↓

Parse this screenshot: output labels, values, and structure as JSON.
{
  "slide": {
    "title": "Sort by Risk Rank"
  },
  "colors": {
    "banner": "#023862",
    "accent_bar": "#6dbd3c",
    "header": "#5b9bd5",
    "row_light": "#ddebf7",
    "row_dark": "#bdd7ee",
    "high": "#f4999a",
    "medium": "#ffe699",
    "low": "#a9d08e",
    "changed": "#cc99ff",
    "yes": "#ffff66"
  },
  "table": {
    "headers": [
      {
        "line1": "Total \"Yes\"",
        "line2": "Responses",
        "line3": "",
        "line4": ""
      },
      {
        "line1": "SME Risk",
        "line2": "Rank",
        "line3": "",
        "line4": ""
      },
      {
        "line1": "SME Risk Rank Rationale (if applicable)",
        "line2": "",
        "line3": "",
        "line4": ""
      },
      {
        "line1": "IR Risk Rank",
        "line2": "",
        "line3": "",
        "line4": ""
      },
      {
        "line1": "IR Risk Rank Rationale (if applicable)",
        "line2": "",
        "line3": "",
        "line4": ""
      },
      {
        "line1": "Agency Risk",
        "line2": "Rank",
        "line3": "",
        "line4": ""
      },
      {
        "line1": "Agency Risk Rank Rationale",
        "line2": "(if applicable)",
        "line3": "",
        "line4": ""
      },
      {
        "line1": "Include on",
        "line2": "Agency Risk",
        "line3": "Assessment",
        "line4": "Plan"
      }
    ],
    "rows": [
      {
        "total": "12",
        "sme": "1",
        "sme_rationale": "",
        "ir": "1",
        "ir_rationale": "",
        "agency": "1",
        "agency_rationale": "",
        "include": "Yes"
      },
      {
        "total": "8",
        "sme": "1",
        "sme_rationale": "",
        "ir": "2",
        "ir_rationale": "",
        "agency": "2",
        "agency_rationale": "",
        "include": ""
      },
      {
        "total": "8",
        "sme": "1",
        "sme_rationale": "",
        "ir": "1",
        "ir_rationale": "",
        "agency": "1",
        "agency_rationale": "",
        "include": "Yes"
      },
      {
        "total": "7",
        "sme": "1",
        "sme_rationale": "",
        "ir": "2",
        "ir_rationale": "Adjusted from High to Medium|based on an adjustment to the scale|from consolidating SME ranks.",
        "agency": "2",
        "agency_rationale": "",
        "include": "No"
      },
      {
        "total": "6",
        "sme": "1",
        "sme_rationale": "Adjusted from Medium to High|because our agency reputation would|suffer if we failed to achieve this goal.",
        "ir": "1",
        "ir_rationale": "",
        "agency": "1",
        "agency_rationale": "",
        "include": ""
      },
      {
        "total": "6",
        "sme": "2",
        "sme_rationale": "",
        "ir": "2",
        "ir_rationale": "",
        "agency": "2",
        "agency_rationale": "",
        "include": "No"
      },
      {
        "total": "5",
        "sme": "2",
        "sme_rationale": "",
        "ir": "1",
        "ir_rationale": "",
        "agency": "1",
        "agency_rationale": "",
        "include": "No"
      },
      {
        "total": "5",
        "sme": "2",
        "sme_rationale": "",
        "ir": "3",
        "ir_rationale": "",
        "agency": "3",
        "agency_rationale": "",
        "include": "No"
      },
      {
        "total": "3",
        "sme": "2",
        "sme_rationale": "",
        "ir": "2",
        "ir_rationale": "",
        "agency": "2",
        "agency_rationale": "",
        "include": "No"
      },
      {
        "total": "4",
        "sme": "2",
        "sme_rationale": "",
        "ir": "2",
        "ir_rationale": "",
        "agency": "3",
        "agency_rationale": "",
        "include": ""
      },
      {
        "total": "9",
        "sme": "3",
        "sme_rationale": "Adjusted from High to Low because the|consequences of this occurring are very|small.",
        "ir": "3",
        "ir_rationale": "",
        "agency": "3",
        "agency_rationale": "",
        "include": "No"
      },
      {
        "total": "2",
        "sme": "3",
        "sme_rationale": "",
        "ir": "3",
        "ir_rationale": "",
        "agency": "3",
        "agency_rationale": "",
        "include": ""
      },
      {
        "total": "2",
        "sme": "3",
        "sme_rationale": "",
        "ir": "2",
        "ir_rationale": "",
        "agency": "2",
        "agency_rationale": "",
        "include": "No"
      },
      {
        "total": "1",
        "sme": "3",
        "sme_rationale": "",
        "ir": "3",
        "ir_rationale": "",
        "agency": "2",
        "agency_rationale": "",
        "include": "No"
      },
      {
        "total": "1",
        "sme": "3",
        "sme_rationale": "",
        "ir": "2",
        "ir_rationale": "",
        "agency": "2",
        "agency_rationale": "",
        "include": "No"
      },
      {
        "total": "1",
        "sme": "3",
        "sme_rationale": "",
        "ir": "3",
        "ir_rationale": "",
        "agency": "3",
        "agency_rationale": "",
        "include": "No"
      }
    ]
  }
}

↑

*Given instruction*
Transcribe each entry exactly.

*Reply*
Parse this screenshot: output labels, values, and structure as JSON.
{
  "slide": {
    "title": "Sort by Risk Rank"
  },
  "colors": {
    "banner": "#023862",
    "accent_bar": "#6dbd3c",
    "header": "#5b9bd5",
    "row_light": "#ddebf7",
    "row_dark": "#bdd7ee",
    "high": "#f4999a",
    "medium": "#ffe699",
    "low": "#a9d08e",
    "changed": "#cc99ff",
    "yes": "#ffff66"
  },
  "table": {
    "headers": [
      {
        "line1": "Total \"Yes\"",
        "line2": "Responses",
        "line3": "",
        "line4": ""
      },
      {
        "line1": "SME Risk",
        "line2": "Rank",
        "line3": "",
        "line4": ""
      },
      {
        "line1": "SME Risk Rank Rationale (if applicable)",
        "line2": "",
        "line3": "",
        "line4": ""
      },
      {
        "line1": "IR Risk Rank",
        "line2": "",
        "line3": "",
        "line4": ""
      },
      {
        "line1": "IR Risk Rank Rationale (if applicable)",
        "line2": "",
        "line3": "",
        "line4": ""
      },
      {
        "line1": "Agency Risk",
        "line2": "Rank",
        "line3": "",
        "line4": ""
      },
      {
        "line1": "Agency Risk Rank Rationale",
        "line2": "(if applicable)",
        "line3": "",
        "line4": ""
      },
      {
        "line1": "Include on",
        "line2": "Agency Risk",
        "line3": "Assessment",
        "line4": "Plan"
      }
    ],
    "rows": [
      {
        "total": "12",
        "sme": "1",
        "sme_rationale": "",
        "ir": "1",
        "ir_rationale": "",
        "agency": "1",
        "agency_rationale": "",
        "include": "Yes"
      },
      {
        "total": "8",
        "sme": "1",
        "sme_rationale": "",
        "ir": "2",
        "ir_rationale": "",
        "agency": "2",
        "agency_rationale": "",
        "include": ""
      },
      {
        "total": "8",
        "sme": "1",
        "sme_rationale": "",
        "ir": "1",
        "ir_rationale": "",
        "agency": "1",
        "agency_rationale": "",
        "include": "Yes"
      },
      {
        "total": "7",
        "sme": "1",
        "sme_rationale": "",
        "ir": "2",
        "ir_rationale": "Adjusted from High to Medium|based on an adjustment to the scale|from consolidating SME ranks.",
        "agency": "2",
        "agency_rationale": "",
        "include": "No"
      },
      {
        "total": "6",
        "sme": "1",
        "sme_rationale": "Adjusted from Medium to High|because our agency reputation would|suffer if we failed to achieve this goal.",
        "ir": "1",
        "ir_rationale": "",
        "agency": "1",
        "agency_rationale": "",
        "include": ""
      },
      {
        "total": "6",
        "sme": "2",
        "sme_rationale": "",
        "ir": "2",
        "ir_rationale": "",
        "agency": "2",
        "agency_rationale": "",
        "include": "No"
      },
      {
        "total": "5",
        "sme": "2",
        "sme_rationale": "",
        "ir": "1",
        "ir_rationale": "",
        "agency": "1",
        "agency_rationale": "",
        "include": "No"
      },
      {
        "total": "5",
        "sme": "2",
        "sme_rationale": "",
        "ir": "3",
        "ir_rationale": "",
        "agency": "3",
        "agency_rationale": "",
        "include": "No"
      },
      {
        "total": "3",
        "sme": "2",
        "sme_rationale": "",
        "ir": "2",
        "ir_rationale": "",
        "agency": "2",
        "agency_rationale": "",
        "include": "No"
      },
      {
        "total": "4",
        "sme": "2",
        "sme_rationale": "",
        "ir": "2",
        "ir_rationale": "",
        "agency": "3",
        "agency_rationale": "",
        "include": ""
      },
      {
        "total": "9",
        "sme": "3",
        "sme_rationale": "Adjusted from High to Low because the|consequences of this occurring are very|small.",
        "ir": "3",
        "ir_rationale": "",
        "agency": "3",
        "agency_rationale": "",
        "include": "No"
      },
      {
        "total": "2",
        "sme": "3",
        "sme_rationale": "",
        "ir": "3",
        "ir_rationale": "",
        "agency": "3",
        "agency_rationale": "",
        "include": ""
      },
      {
        "total": "2",
        "sme": "3",
        "sme_rationale": "",
        "ir": "2",
        "ir_rationale": "",
        "agency": "2",
        "agency_rationale": "",
        "include": "No"
      },
      {
        "total": "1",
        "sme": "3",
        "sme_rationale": "",
        "ir": "3",
        "ir_rationale": "",
        "agency": "2",
        "agency_rationale": "",
        "include": "No"
      },
      {
        "total": "1",
        "sme": "3",
        "sme_rationale": "",
        "ir": "2",
        "ir_rationale": "",
        "agency": "2",
        "agency_rationale": "",
        "include": "No"
      },
      {
        "total": "1",
        "sme": "3",
        "sme_rationale": "",
        "ir": "3",
        "ir_rationale": "",
        "agency": "3",
        "agency_rationale": "",
        "include": "No"
      }
    ]
  }
}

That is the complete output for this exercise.